■ Exercise goal
Transcribe every entry word for word, leaving out all images.

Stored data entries
*-*-*
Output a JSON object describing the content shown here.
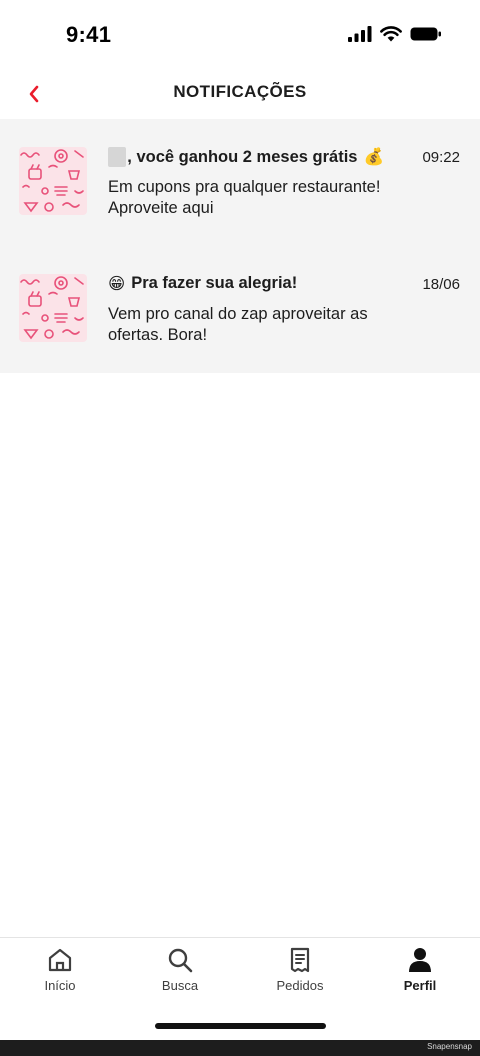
{
  "status_bar": {
    "time": "9:41"
  },
  "header": {
    "title": "NOTIFICAÇÕES",
    "back_icon": "chevron-left-icon"
  },
  "notifications": [
    {
      "title_suffix": ", você ganhou 2 meses grátis",
      "title_emoji": "💰",
      "time": "09:22",
      "body": "Em cupons pra qualquer restaurante! Aproveite aqui"
    },
    {
      "title_prefix_emoji": "😁",
      "title": "Pra fazer sua alegria!",
      "time": "18/06",
      "body": "Vem pro canal do zap aproveitar as ofertas. Bora!"
    }
  ],
  "bottom_nav": {
    "items": [
      {
        "label": "Início",
        "icon": "home-icon"
      },
      {
        "label": "Busca",
        "icon": "search-icon"
      },
      {
        "label": "Pedidos",
        "icon": "receipt-icon"
      },
      {
        "label": "Perfil",
        "icon": "profile-icon",
        "active": true
      }
    ]
  },
  "watermark": "Snapensnap",
  "colors": {
    "accent": "#ea1d2c",
    "list_bg": "#f4f4f4",
    "thumb_bg": "#fbe3e8",
    "thumb_doodle": "#e8527a"
  }
}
*-*-*
■ Worked solution
Output a JSON object describing the content shown here.
{
  "status_bar": {
    "time": "9:41"
  },
  "header": {
    "title": "NOTIFICAÇÕES",
    "back_icon": "chevron-left-icon"
  },
  "notifications": [
    {
      "title_suffix": ", você ganhou 2 meses grátis",
      "title_emoji": "💰",
      "time": "09:22",
      "body": "Em cupons pra qualquer restaurante! Aproveite aqui"
    },
    {
      "title_prefix_emoji": "😁",
      "title": "Pra fazer sua alegria!",
      "time": "18/06",
      "body": "Vem pro canal do zap aproveitar as ofertas. Bora!"
    }
  ],
  "bottom_nav": {
    "items": [
      {
        "label": "Início",
        "icon": "home-icon"
      },
      {
        "label": "Busca",
        "icon": "search-icon"
      },
      {
        "label": "Pedidos",
        "icon": "receipt-icon"
      },
      {
        "label": "Perfil",
        "icon": "profile-icon",
        "active": true
      }
    ]
  },
  "watermark": "Snapensnap",
  "colors": {
    "accent": "#ea1d2c",
    "list_bg": "#f4f4f4",
    "thumb_bg": "#fbe3e8",
    "thumb_doodle": "#e8527a"
  }
}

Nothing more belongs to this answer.